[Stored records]
*****

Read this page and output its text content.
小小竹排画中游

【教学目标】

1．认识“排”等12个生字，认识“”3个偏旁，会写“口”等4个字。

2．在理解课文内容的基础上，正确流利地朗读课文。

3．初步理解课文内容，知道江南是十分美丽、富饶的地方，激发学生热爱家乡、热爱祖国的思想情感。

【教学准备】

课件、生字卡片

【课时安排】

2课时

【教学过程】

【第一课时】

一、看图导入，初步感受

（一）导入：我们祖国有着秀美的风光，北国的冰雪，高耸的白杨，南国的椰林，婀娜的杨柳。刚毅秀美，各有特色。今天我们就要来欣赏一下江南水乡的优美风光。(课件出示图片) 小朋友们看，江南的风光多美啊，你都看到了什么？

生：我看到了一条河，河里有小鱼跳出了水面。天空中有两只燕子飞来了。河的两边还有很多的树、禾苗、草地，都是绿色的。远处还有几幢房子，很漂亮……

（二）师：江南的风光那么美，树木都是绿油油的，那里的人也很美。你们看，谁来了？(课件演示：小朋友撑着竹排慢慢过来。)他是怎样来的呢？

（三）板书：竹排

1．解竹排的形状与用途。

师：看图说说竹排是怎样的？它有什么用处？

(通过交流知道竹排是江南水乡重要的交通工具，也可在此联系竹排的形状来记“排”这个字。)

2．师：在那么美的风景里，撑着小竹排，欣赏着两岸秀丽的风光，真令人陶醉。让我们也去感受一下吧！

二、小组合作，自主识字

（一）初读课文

*****

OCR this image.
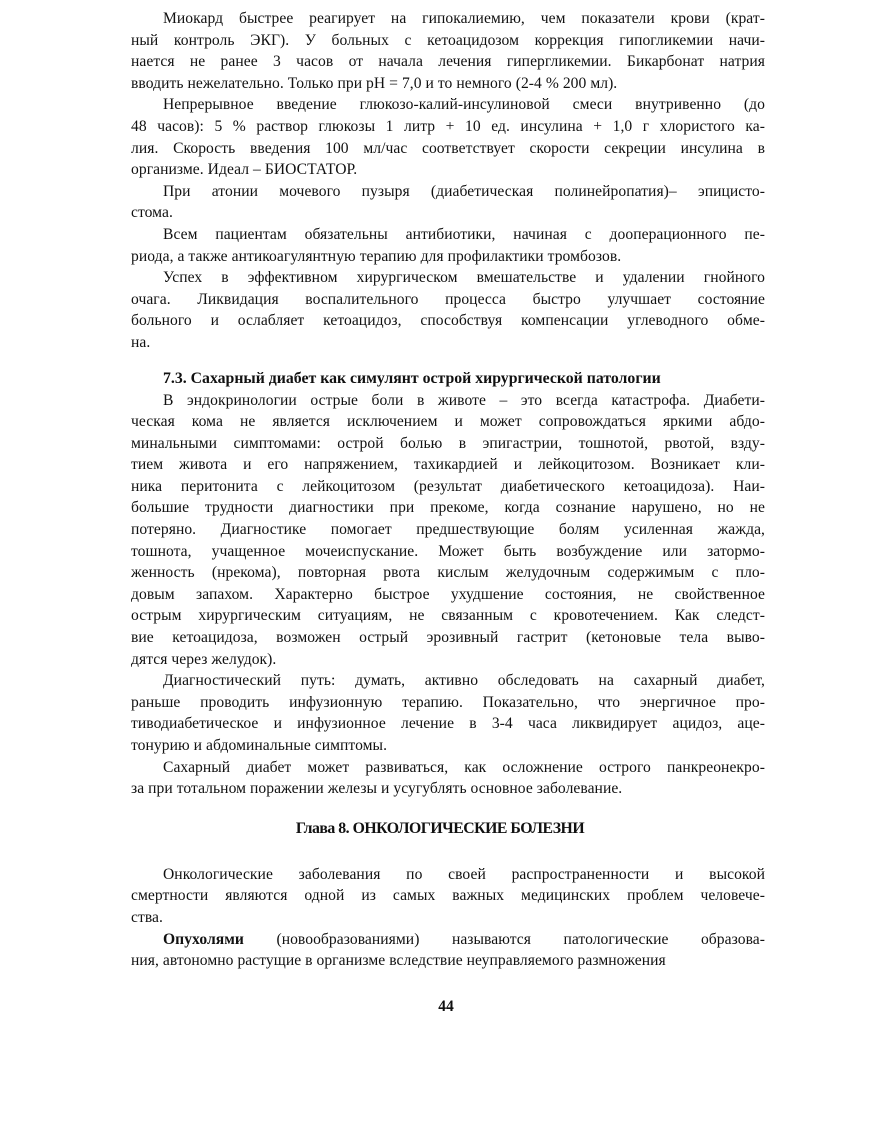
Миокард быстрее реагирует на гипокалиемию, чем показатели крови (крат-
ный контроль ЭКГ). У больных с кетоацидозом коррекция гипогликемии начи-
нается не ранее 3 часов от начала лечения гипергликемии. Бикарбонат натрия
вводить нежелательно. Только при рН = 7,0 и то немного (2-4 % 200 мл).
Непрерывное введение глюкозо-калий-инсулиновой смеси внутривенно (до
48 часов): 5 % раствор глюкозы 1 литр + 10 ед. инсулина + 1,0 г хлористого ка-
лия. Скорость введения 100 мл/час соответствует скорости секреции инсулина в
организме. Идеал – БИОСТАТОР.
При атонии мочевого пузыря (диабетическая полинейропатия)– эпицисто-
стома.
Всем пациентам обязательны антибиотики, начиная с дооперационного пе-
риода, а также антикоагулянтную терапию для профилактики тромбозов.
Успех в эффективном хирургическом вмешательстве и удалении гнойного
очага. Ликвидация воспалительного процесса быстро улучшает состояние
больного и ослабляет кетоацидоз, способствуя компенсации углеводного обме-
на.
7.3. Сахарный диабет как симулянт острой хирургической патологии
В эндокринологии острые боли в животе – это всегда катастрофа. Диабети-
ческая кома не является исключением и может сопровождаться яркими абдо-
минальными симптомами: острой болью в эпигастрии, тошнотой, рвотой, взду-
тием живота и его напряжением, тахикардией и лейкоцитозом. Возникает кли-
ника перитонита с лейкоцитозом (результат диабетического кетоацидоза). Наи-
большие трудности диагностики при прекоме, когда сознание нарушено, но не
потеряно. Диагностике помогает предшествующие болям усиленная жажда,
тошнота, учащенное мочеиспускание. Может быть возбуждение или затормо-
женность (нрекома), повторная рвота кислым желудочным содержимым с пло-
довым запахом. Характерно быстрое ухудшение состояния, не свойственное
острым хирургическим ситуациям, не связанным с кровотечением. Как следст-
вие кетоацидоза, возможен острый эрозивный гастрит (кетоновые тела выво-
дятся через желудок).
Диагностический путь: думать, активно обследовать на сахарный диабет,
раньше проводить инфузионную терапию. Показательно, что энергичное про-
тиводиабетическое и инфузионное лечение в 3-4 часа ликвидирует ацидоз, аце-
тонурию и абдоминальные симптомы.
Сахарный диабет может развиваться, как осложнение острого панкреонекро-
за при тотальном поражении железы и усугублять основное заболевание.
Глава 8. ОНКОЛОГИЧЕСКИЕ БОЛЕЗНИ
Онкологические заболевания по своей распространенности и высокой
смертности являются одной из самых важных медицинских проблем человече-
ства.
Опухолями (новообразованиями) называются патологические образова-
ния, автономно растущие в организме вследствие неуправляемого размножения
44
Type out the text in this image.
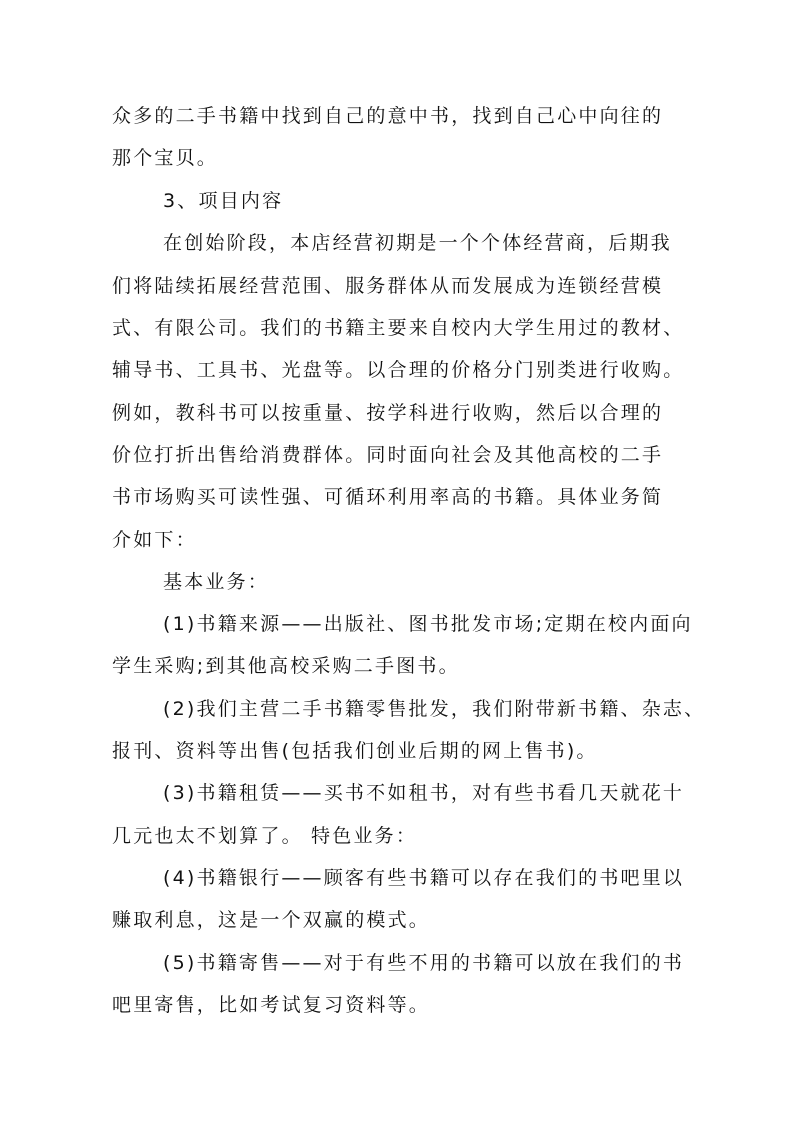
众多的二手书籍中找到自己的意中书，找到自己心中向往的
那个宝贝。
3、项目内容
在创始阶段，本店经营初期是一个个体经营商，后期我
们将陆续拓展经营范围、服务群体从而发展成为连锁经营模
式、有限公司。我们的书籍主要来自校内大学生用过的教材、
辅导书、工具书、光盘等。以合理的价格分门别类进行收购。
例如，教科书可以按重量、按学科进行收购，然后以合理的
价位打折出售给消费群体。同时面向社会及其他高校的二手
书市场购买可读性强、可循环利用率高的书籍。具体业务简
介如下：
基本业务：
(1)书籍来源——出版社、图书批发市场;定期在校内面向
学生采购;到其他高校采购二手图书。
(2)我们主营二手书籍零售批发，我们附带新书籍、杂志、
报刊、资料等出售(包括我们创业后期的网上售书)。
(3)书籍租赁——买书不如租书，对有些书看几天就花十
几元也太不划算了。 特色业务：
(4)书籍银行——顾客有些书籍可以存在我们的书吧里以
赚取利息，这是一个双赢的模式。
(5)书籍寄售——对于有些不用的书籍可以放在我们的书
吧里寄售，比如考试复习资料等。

*****

Task prompt: Determine the number of lines in the entries above where the string "организме" appears. Answer with the number alone.

Full response: 2